**AIM:**
Pick out every line of the entries below where "title" occurs, and copy those lines.

## start INPUT

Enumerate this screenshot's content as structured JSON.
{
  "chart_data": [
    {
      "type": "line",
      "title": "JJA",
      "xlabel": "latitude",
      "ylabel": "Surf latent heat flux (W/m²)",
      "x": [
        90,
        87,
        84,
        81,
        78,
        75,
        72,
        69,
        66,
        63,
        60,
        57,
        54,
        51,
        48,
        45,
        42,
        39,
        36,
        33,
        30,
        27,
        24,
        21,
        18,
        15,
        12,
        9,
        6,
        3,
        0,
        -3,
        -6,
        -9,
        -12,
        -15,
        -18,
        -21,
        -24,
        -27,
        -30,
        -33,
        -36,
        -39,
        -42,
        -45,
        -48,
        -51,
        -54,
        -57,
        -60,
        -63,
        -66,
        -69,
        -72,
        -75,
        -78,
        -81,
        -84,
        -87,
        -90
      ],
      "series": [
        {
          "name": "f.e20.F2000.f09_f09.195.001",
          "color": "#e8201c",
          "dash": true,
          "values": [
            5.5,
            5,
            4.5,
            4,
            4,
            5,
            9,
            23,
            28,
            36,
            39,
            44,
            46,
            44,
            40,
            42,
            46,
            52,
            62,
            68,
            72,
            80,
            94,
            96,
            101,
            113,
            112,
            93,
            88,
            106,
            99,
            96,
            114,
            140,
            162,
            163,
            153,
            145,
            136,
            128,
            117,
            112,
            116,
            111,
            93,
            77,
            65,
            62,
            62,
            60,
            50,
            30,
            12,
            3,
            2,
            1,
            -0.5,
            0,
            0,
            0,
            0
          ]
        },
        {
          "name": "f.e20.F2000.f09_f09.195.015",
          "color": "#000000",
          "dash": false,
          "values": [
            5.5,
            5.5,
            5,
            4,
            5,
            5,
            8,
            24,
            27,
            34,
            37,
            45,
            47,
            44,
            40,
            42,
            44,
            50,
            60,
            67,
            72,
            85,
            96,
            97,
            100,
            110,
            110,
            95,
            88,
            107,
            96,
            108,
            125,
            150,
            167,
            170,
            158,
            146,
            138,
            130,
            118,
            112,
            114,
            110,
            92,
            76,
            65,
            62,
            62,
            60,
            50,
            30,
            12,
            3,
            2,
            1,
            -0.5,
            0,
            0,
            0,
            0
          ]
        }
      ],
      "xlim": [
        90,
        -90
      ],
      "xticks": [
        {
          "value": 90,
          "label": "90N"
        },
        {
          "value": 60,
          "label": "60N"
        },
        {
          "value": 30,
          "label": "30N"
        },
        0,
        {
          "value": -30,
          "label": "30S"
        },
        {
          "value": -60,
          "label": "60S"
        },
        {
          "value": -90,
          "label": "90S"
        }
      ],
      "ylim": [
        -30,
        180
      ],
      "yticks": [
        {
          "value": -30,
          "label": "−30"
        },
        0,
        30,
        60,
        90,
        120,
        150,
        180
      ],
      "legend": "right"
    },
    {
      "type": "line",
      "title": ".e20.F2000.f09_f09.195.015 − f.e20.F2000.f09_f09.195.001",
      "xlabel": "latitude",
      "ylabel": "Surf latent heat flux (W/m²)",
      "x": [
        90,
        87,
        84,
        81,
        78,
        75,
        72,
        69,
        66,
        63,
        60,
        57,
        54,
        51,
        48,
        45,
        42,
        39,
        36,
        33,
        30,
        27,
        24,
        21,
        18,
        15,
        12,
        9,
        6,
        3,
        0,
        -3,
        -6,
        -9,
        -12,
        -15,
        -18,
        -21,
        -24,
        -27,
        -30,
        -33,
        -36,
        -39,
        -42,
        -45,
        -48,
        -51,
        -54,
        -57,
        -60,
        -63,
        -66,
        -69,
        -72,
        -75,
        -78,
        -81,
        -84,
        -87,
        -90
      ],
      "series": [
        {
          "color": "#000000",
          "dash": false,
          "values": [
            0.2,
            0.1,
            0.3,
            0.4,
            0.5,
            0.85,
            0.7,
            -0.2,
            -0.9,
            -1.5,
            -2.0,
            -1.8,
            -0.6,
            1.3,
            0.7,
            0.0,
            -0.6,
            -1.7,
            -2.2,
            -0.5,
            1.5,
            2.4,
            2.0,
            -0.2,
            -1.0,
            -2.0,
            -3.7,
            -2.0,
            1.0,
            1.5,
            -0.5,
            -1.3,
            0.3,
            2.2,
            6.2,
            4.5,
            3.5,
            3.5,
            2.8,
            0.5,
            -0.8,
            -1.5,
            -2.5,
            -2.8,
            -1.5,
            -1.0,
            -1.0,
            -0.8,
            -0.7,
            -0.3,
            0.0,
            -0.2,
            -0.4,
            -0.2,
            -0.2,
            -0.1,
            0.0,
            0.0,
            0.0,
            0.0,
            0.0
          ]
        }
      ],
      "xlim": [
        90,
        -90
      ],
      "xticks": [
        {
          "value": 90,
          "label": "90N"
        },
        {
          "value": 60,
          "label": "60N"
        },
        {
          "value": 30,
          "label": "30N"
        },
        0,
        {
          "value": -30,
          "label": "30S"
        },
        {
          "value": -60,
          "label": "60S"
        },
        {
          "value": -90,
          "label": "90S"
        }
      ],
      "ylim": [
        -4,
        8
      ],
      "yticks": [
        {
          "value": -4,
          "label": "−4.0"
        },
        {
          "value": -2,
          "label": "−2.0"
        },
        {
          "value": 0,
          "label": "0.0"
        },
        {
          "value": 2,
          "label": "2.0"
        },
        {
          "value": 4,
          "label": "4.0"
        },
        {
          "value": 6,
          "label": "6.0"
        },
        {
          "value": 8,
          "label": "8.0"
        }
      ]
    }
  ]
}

## end INPUT

**FULL RESPONSE:**
      "title": "JJA",
      "title": ".e20.F2000.f09_f09.195.015 − f.e20.F2000.f09_f09.195.001",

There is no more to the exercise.